■ WHAT THE TASK REQUIRES ■
Can you give all the records again without altering a single character?

■ Dataset rows ■
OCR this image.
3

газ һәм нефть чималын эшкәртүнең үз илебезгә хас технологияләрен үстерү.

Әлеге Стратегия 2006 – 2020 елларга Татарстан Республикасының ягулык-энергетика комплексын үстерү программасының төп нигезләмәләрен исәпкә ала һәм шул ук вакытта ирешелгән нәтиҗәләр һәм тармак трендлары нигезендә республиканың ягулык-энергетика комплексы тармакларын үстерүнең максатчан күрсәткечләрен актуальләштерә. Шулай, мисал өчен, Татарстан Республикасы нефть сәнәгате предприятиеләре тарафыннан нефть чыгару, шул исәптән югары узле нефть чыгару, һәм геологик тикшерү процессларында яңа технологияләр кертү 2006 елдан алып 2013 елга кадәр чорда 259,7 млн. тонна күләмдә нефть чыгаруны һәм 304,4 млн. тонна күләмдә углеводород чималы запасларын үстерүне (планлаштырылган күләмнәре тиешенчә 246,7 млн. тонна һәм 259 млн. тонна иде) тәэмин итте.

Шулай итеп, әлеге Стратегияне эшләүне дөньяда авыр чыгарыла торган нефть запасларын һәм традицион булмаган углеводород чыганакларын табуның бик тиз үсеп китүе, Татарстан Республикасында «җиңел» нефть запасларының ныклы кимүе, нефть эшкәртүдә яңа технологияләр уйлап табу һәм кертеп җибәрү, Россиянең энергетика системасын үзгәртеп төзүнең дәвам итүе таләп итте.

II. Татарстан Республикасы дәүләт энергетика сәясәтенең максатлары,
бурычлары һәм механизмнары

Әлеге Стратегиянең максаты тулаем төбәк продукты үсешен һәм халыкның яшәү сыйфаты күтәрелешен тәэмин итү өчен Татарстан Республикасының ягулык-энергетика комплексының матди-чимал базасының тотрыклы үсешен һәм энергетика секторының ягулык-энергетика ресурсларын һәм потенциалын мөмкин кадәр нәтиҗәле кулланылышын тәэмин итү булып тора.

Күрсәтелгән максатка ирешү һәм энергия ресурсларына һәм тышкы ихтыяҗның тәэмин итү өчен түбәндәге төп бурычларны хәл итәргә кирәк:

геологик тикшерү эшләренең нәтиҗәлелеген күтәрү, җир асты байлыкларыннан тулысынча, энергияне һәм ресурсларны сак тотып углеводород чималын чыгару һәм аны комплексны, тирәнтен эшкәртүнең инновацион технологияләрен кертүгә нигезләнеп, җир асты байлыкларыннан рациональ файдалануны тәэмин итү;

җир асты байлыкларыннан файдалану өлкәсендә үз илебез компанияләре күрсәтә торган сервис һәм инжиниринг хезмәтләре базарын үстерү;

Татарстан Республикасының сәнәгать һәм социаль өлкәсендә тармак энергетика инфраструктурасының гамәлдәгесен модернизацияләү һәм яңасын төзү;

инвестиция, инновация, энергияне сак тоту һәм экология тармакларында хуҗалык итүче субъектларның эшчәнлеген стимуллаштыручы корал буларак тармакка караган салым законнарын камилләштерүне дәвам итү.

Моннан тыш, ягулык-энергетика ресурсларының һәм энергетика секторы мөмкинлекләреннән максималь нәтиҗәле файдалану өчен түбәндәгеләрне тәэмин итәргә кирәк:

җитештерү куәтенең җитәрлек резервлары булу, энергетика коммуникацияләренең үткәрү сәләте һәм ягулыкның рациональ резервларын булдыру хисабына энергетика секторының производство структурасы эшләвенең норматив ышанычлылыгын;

■ REPLY TO THE EXERCISE ■
OCR this image.
3

газ һәм нефть чималын эшкәртүнең үз илебезгә хас технологияләрен үстерү.

Әлеге Стратегия 2006 – 2020 елларга Татарстан Республикасының ягулык-энергетика комплексын үстерү программасының төп нигезләмәләрен исәпкә ала һәм шул ук вакытта ирешелгән нәтиҗәләр һәм тармак трендлары нигезендә республиканың ягулык-энергетика комплексы тармакларын үстерүнең максатчан күрсәткечләрен актуальләштерә. Шулай, мисал өчен, Татарстан Республикасы нефть сәнәгате предприятиеләре тарафыннан нефть чыгару, шул исәптән югары узле нефть чыгару, һәм геологик тикшерү процессларында яңа технологияләр кертү 2006 елдан алып 2013 елга кадәр чорда 259,7 млн. тонна күләмдә нефть чыгаруны һәм 304,4 млн. тонна күләмдә углеводород чималы запасларын үстерүне (планлаштырылган күләмнәре тиешенчә 246,7 млн. тонна һәм 259 млн. тонна иде) тәэмин итте.

Шулай итеп, әлеге Стратегияне эшләүне дөньяда авыр чыгарыла торган нефть запасларын һәм традицион булмаган углеводород чыганакларын табуның бик тиз үсеп китүе, Татарстан Республикасында «җиңел» нефть запасларының ныклы кимүе, нефть эшкәртүдә яңа технологияләр уйлап табу һәм кертеп җибәрү, Россиянең энергетика системасын үзгәртеп төзүнең дәвам итүе таләп итте.

II. Татарстан Республикасы дәүләт энергетика сәясәтенең максатлары,
бурычлары һәм механизмнары

Әлеге Стратегиянең максаты тулаем төбәк продукты үсешен һәм халыкның яшәү сыйфаты күтәрелешен тәэмин итү өчен Татарстан Республикасының ягулык-энергетика комплексының матди-чимал базасының тотрыклы үсешен һәм энергетика секторының ягулык-энергетика ресурсларын һәм потенциалын мөмкин кадәр нәтиҗәле кулланылышын тәэмин итү булып тора.

Күрсәтелгән максатка ирешү һәм энергия ресурсларына һәм тышкы ихтыяҗның тәэмин итү өчен түбәндәге төп бурычларны хәл итәргә кирәк:

геологик тикшерү эшләренең нәтиҗәлелеген күтәрү, җир асты байлыкларыннан тулысынча, энергияне һәм ресурсларны сак тотып углеводород чималын чыгару һәм аны комплексны, тирәнтен эшкәртүнең инновацион технологияләрен кертүгә нигезләнеп, җир асты байлыкларыннан рациональ файдалануны тәэмин итү;

җир асты байлыкларыннан файдалану өлкәсендә үз илебез компанияләре күрсәтә торган сервис һәм инжиниринг хезмәтләре базарын үстерү;

Татарстан Республикасының сәнәгать һәм социаль өлкәсендә тармак энергетика инфраструктурасының гамәлдәгесен модернизацияләү һәм яңасын төзү;

инвестиция, инновация, энергияне сак тоту һәм экология тармакларында хуҗалык итүче субъектларның эшчәнлеген стимуллаштыручы корал буларак тармакка караган салым законнарын камилләштерүне дәвам итү.

Моннан тыш, ягулык-энергетика ресурсларының һәм энергетика секторы мөмкинлекләреннән максималь нәтиҗәле файдалану өчен түбәндәгеләрне тәэмин итәргә кирәк:

җитештерү куәтенең җитәрлек резервлары булу, энергетика коммуникацияләренең үткәрү сәләте һәм ягулыкның рациональ резервларын булдыру хисабына энергетика секторының производство структурасы эшләвенең норматив ышанычлылыгын;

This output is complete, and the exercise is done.